ЦИТИРУЕМЫЙ ФРАГМЕНТ:
Я долго искал такой линии, которая бы мне показала эту Альфу и Омегу, чтобы возможно было бы увидеть как цветное вещество движется и есть ли какие либо законы, влияющие на живописца этого базиса цветного вещества.
Выше упомянутая мною капля воды, послужившая обстоятельством распадения света на свет и цвет, перевела моё внимание на цветы, как на новые обстоятельства цветного состояния, я начал производить исследования на линии человеческого культурного строения, я установил одну линию через все центры человеческой культуры, культурными центрами я считал места, в которых люди производят формы тех или иных вещей. Деревня была взята за исходный пункт, этот пункт уже представлялся мне, как некая призма, воспринимающая один из моментов движения энергии цветного вещества. В силу чего окраска или оцвечивание всех вещей и самих себя была и зависела только от последнего.
Цветность деревни почти целиком совпадала со спектром цветущего поля. Если допустить теперь, что все люди есть такие же восприниматели цветов и энергий, и кроме этого представляют собою вообще энергию, то факты вслед за деревней новые центры с большей динамической силой доказуют восхождение или развитие динамической силы, следовательно цветное вещество уже находится в новом обстоятельстве и цветность его должна быть другая. В этом новом центре не только изменяется цветность, но и сознание, знание, мастерство, искусство и наука, новые обстоятельства требуют новых форм и отношений.
В силу чего преемственность из прошлого обстоятельства возможно будет не природной, а если она есть, то мне будет подтверждать, что в новое обстоятельство переносится старое, следовательно в одном из центров нового обстоятельства находится старое.
Но как бы там ни было, цветы, перенесённые из поля в город, все же они не изменят общего динамического состояния города, как только сами завянут.
Губернский город – сильно повышенный энергетический темп, цветность его понижена, спектр его при сравнении со спектром поля или деревни будет в сильной разнице, на нем линии цвета незначительны, большое количество тональных линий и линий чёрного и белого.
Столица, как высший центр на своём спектре обнаружит больше черных и белых линий, которые займут по моему исследовательскому графику первую группу, за ней идёт вторая группа серых и коричневато-синеватых, третья группа пёстрых с вкраплением цветного, и четвертая группа – составляющая одну десятую долю всех групп – цветная полоска шести групповых основных тонов.
Из построенного мною графика возможно вывести закон соответствующей окраски вещей, по графику, возможно [Вы] видите в какую краску или цвет должна быть окрашена вещь.
Если обратите все действия в данной столице в живописное состояние, допустите, что столица представляет собою ничто другое, как плоскость, на которой происходит живое перемещение живописных форм, и так же представим себе и другое – поле деревни, то увидим, что их живописная поверхность будет весьма различна в цветном тональном отношении.

ЗАДАЧИ ДЛЯ РЕШЕНИЯ:
A. Представьте в виде таблицы Markdown с колонками «№» и «Строка» ту часть листинга, что начинается с его первой строки и заканчивается строкой, содержащей «disk-icon [109, 239, 129, 251]», включая обе границы. Пустые строки не включайте.
B. Продолжите текст о цветности деревни, губернского города и столицы, начиная сразу после его последнего предложения.

Собранные данные

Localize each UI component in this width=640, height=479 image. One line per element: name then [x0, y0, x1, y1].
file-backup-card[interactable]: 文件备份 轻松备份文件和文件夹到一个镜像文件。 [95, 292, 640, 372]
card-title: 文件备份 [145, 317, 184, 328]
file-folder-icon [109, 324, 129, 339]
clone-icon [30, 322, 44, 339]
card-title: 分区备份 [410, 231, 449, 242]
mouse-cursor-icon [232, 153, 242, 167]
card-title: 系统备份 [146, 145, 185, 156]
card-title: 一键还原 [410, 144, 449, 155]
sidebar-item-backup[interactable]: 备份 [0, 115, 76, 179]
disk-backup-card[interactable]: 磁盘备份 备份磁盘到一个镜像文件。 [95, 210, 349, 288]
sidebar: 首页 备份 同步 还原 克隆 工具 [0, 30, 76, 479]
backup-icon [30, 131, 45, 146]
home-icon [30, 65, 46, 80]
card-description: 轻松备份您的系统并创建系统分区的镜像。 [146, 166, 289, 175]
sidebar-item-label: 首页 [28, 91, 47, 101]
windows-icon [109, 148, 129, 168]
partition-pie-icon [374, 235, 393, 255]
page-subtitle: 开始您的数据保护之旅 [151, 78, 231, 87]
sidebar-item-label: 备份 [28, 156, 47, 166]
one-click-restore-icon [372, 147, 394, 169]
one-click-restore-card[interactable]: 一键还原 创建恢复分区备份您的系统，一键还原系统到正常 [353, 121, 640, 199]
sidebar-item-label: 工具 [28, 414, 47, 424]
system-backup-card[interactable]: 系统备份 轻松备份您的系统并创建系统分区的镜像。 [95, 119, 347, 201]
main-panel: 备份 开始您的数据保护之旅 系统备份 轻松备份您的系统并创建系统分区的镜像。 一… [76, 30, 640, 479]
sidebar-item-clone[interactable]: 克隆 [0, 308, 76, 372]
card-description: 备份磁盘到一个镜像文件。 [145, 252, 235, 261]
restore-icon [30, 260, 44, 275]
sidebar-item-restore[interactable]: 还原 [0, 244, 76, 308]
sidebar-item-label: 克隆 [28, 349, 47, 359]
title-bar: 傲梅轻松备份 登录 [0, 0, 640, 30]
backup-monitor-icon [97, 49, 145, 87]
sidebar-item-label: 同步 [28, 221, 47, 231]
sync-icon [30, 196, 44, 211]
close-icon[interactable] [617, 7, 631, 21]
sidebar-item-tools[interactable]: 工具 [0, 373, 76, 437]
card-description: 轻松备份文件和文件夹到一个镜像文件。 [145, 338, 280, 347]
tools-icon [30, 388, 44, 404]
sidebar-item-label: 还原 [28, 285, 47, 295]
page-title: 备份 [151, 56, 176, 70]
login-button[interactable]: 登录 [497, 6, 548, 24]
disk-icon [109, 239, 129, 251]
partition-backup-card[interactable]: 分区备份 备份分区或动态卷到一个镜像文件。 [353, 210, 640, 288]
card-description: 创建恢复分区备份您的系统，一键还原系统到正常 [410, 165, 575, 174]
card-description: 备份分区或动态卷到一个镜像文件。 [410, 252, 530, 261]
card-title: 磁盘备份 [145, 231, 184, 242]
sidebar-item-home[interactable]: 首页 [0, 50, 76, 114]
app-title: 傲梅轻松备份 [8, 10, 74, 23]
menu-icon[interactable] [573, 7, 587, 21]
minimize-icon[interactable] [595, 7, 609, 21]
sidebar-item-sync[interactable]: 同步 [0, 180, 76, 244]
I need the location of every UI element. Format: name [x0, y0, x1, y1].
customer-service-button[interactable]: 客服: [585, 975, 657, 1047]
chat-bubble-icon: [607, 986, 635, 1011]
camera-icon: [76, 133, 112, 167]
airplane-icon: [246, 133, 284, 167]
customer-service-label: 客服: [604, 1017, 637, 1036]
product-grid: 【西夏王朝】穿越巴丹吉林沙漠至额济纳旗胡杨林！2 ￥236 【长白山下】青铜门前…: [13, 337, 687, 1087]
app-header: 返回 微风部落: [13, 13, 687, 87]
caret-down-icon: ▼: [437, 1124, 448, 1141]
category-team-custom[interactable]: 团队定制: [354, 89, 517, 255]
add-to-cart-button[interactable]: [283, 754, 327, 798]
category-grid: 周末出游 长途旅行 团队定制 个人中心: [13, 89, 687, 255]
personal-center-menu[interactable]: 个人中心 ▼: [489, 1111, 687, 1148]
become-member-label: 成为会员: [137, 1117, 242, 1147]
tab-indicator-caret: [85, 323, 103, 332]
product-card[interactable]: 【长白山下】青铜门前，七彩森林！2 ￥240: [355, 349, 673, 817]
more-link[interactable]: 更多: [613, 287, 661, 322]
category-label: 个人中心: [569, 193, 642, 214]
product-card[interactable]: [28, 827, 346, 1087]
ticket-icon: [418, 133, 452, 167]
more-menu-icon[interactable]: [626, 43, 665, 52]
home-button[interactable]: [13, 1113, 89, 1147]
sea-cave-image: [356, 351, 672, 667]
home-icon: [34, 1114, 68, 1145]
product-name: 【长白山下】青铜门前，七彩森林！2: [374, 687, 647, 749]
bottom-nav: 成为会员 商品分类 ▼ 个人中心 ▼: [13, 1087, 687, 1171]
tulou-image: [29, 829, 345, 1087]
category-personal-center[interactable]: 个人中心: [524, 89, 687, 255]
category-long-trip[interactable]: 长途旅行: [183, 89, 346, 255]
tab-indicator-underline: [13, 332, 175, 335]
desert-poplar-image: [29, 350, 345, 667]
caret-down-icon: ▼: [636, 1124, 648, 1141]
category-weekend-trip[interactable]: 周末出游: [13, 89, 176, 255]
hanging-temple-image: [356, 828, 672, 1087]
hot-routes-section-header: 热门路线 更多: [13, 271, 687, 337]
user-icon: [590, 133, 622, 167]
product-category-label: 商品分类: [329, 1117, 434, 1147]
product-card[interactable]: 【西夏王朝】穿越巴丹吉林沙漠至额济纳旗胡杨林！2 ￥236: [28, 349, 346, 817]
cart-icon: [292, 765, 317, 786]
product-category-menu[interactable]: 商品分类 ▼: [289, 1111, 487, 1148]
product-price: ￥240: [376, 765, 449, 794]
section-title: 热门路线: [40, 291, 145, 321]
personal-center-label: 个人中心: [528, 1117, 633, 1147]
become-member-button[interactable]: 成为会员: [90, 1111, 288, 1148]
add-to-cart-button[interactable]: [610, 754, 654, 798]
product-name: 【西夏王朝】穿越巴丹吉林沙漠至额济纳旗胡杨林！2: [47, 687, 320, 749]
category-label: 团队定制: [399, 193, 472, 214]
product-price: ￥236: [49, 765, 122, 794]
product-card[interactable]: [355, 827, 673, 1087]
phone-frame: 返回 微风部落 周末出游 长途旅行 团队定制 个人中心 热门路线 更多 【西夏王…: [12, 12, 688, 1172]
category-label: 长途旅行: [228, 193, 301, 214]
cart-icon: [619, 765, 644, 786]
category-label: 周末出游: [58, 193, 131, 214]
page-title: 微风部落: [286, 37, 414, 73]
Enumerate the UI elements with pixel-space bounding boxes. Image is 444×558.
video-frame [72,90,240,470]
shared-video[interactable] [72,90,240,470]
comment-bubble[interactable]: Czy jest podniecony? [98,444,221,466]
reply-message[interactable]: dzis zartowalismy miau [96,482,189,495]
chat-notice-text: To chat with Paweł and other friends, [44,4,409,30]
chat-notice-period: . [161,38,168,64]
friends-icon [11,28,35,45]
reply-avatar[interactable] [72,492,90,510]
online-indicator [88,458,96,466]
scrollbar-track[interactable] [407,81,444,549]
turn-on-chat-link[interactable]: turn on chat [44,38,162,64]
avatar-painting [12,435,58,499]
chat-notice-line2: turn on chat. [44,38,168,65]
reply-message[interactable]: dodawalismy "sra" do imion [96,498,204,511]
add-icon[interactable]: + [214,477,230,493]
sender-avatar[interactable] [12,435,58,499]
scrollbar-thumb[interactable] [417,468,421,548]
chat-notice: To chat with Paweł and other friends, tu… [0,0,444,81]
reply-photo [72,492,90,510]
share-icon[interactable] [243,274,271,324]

НАБОР ОТВЕТОВ:
A.
| № | Строка |
|---|---|
| 1 | Localize each UI component in this width=640, height=479 image. One line per element: name then [x0, y0, x1, y1]. |
| 2 | file-backup-card[interactable]: 文件备份 轻松备份文件和文件夹到一个镜像文件。 [95, 292, 640, 372] |
| 3 | card-title: 文件备份 [145, 317, 184, 328] |
| 4 | file-folder-icon [109, 324, 129, 339] |
| 5 | clone-icon [30, 322, 44, 339] |
| 6 | card-title: 分区备份 [410, 231, 449, 242] |
| 7 | mouse-cursor-icon [232, 153, 242, 167] |
| 8 | card-title: 系统备份 [146, 145, 185, 156] |
| 9 | card-title: 一键还原 [410, 144, 449, 155] |
| 10 | sidebar-item-backup[interactable]: 备份 [0, 115, 76, 179] |
| 11 | disk-backup-card[interactable]: 磁盘备份 备份磁盘到一个镜像文件。 [95, 210, 349, 288] |
| 12 | sidebar: 首页 备份 同步 还原 克隆 工具 [0, 30, 76, 479] |
| 13 | backup-icon [30, 131, 45, 146] |
| 14 | home-icon [30, 65, 46, 80] |
| 15 | card-description: 轻松备份您的系统并创建系统分区的镜像。 [146, 166, 289, 175] |
| 16 | sidebar-item-label: 首页 [28, 91, 47, 101] |
| 17 | windows-icon [109, 148, 129, 168] |
| 18 | partition-pie-icon [374, 235, 393, 255] |
| 19 | page-subtitle: 开始您的数据保护之旅 [151, 78, 231, 87] |
| 20 | sidebar-item-label: 备份 [28, 156, 47, 166] |
| 21 | one-click-restore-icon [372, 147, 394, 169] |
| 22 | one-click-restore-card[interactable]: 一键还原 创建恢复分区备份您的系统，一键还原系统到正常 [353, 121, 640, 199] |
| 23 | sidebar-item-label: 工具 [28, 414, 47, 424] |
| 24 | system-backup-card[interactable]: 系统备份 轻松备份您的系统并创建系统分区的镜像。 [95, 119, 347, 201] |
| 25 | main-panel: 备份 开始您的数据保护之旅 系统备份 轻松备份您的系统并创建系统分区的镜像。 一… [76, 30, 640, 479] |
| 26 | sidebar-item-clone[interactable]: 克隆 [0, 308, 76, 372] |
| 27 | card-description: 备份磁盘到一个镜像文件。 [145, 252, 235, 261] |
| 28 | restore-icon [30, 260, 44, 275] |
| 29 | sidebar-item-restore[interactable]: 还原 [0, 244, 76, 308] |
| 30 | sidebar-item-label: 克隆 [28, 349, 47, 359] |
| 31 | title-bar: 傲梅轻松备份 登录 [0, 0, 640, 30] |
| 32 | backup-monitor-icon [97, 49, 145, 87] |
| 33 | sidebar-item-label: 同步 [28, 221, 47, 231] |
| 34 | sync-icon [30, 196, 44, 211] |
| 35 | close-icon[interactable] [617, 7, 631, 21] |
| 36 | sidebar-item-tools[interactable]: 工具 [0, 373, 76, 437] |
| 37 | card-description: 轻松备份文件和文件夹到一个镜像文件。 [145, 338, 280, 347] |
| 38 | tools-icon [30, 388, 44, 404] |
| 39 | sidebar-item-label: 还原 [28, 285, 47, 295] |
| 40 | page-title: 备份 [151, 56, 176, 70] |
| 41 | login-button[interactable]: 登录 [497, 6, 548, 24] |
| 42 | disk-icon [109, 239, 129, 251] |

B.
Из этого сопоставления я усмотрел, что влияние на живописное осознавание должно быть огромно. Два живописца – один из деревни, другой из города – будут под разными влияниями и живописные их поверхности будут разные.
Здесь я бы сказал, что даже не идёт речь [о] влиянии, как [о] законном действии состояния энергии цветного вещества.
Этот закон узаконивает меня в каждом новом обстоятельстве покрывать холст теми или иными красками.
В этом случае никакая эстетика не в состоянии ничего изменить, так все подчинено физическому движению.
Развивая график движения цветного вещества, предусматривается новый город или новый центр, в котором должно быть только две группы окрашивания чёрного и белого.
Предусматривается это через график вспомогательный, именно график перемещения человека из одного поля в другое, график вспомогательный представляет собою сеть и связь, и степень центров или городов по своим орбитам, уездный город и целая сеть деревень, губернский город и уезды,, столицы и губернские города, эти графики указуют, что столицы в будущем, в силу закона движения и интенсивности энергии, столицы являются преддверием накануне выявления нового центра, который я бы назвал «Геркулесом» человеческой энергии. Направляющим всю сеть множества центров.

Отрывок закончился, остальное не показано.